Work to do
Reproduce, word for word, the part of the text on the Democracy Corps poll of Republican voters that opens with the words containing "Perhaps unsurprisingly, the" and closes with "of the culture.".

** start of Reading text **

Posted on 12/11/2013 2:35:05 AM PST by 2ndDivisionVet

The Democratic pollster Democracy Corps, commissioning research from Greenberg Quinlan Rosner, recently dug into that foreign species commonly referred to as “the conservative voter.” In a dispatch that reads like the curious field notes Charles Darwin scribbled while observing the natural wonders of the Galapagos, the Democratic pollsters have found that the family Republican is made up of a variety of genera, including moderates, tea partiers and socially conservative evangelicals.

Perhaps unsurprisingly, the pollsters discovered that these factions are distinct and not especially friendly towards one another; but the report is not without surprising findings.

The top of that list is the discovery that the majority of Republican voters are fed up with litigating social issues via the electoral process. A wave of pragmatism is overtaking the GOP’s subgroups, setting up a collision with the last remaining holdouts within the GOP who view politics as the last weapon in a dwindling arsenal aimed at halting what they view as a debasing of the culture.

** end of Reading text **
** start of Data shown **

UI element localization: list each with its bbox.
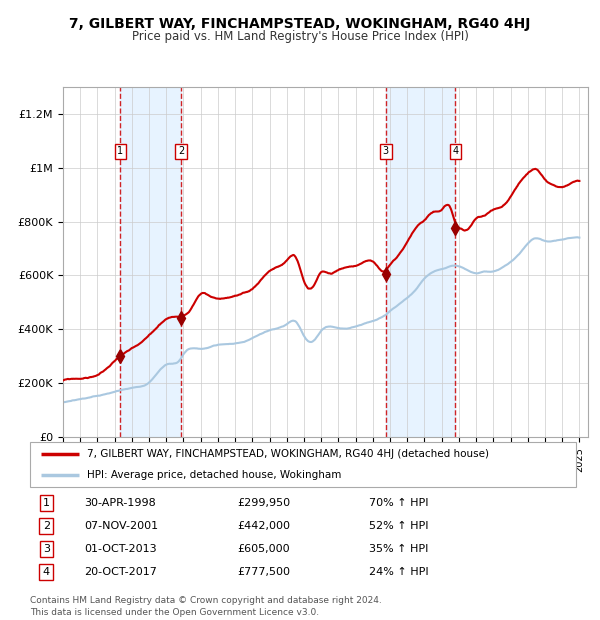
Text: £605,000: £605,000 bbox=[238, 544, 290, 554]
Text: £777,500: £777,500 bbox=[238, 567, 290, 577]
Text: 4: 4 bbox=[43, 567, 50, 577]
Text: 4: 4 bbox=[452, 146, 458, 156]
Text: 1: 1 bbox=[43, 498, 50, 508]
Text: £299,950: £299,950 bbox=[238, 498, 290, 508]
Text: 2: 2 bbox=[43, 521, 50, 531]
Bar bbox=[386, 87, 455, 437]
Text: 3: 3 bbox=[383, 146, 389, 156]
Text: 30-APR-1998: 30-APR-1998 bbox=[85, 498, 157, 508]
Text: Contains HM Land Registry data © Crown copyright and database right 2024.: Contains HM Land Registry data © Crown c… bbox=[30, 596, 382, 606]
Text: 7, GILBERT WAY, FINCHAMPSTEAD, WOKINGHAM, RG40 4HJ: 7, GILBERT WAY, FINCHAMPSTEAD, WOKINGHAM… bbox=[70, 17, 530, 32]
Text: HPI: Average price, detached house, Wokingham: HPI: Average price, detached house, Woki… bbox=[88, 469, 342, 480]
Text: 3: 3 bbox=[43, 544, 50, 554]
Text: 24% ↑ HPI: 24% ↑ HPI bbox=[368, 567, 428, 577]
Text: Price paid vs. HM Land Registry's House Price Index (HPI): Price paid vs. HM Land Registry's House … bbox=[131, 30, 469, 43]
Text: 52% ↑ HPI: 52% ↑ HPI bbox=[368, 521, 428, 531]
Text: 7, GILBERT WAY, FINCHAMPSTEAD, WOKINGHAM, RG40 4HJ (detached house): 7, GILBERT WAY, FINCHAMPSTEAD, WOKINGHAM… bbox=[88, 449, 490, 459]
Text: 35% ↑ HPI: 35% ↑ HPI bbox=[368, 544, 428, 554]
Bar bbox=[121, 87, 181, 437]
Text: 20-OCT-2017: 20-OCT-2017 bbox=[85, 567, 157, 577]
Text: 2: 2 bbox=[178, 146, 184, 156]
Text: 07-NOV-2001: 07-NOV-2001 bbox=[85, 521, 159, 531]
Text: This data is licensed under the Open Government Licence v3.0.: This data is licensed under the Open Gov… bbox=[30, 608, 319, 617]
Text: 01-OCT-2013: 01-OCT-2013 bbox=[85, 544, 157, 554]
Text: £442,000: £442,000 bbox=[238, 521, 290, 531]
FancyBboxPatch shape bbox=[30, 442, 576, 487]
Text: 70% ↑ HPI: 70% ↑ HPI bbox=[368, 498, 428, 508]
Text: 1: 1 bbox=[117, 146, 124, 156]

** end of Data shown **

Solved exercise
Perhaps unsurprisingly, the pollsters discovered that these factions are distinct and not especially friendly towards one another; but the report is not without surprising findings.

The top of that list is the discovery that the majority of Republican voters are fed up with litigating social issues via the electoral process. A wave of pragmatism is overtaking the GOP’s subgroups, setting up a collision with the last remaining holdouts within the GOP who view politics as the last weapon in a dwindling arsenal aimed at halting what they view as a debasing of the culture.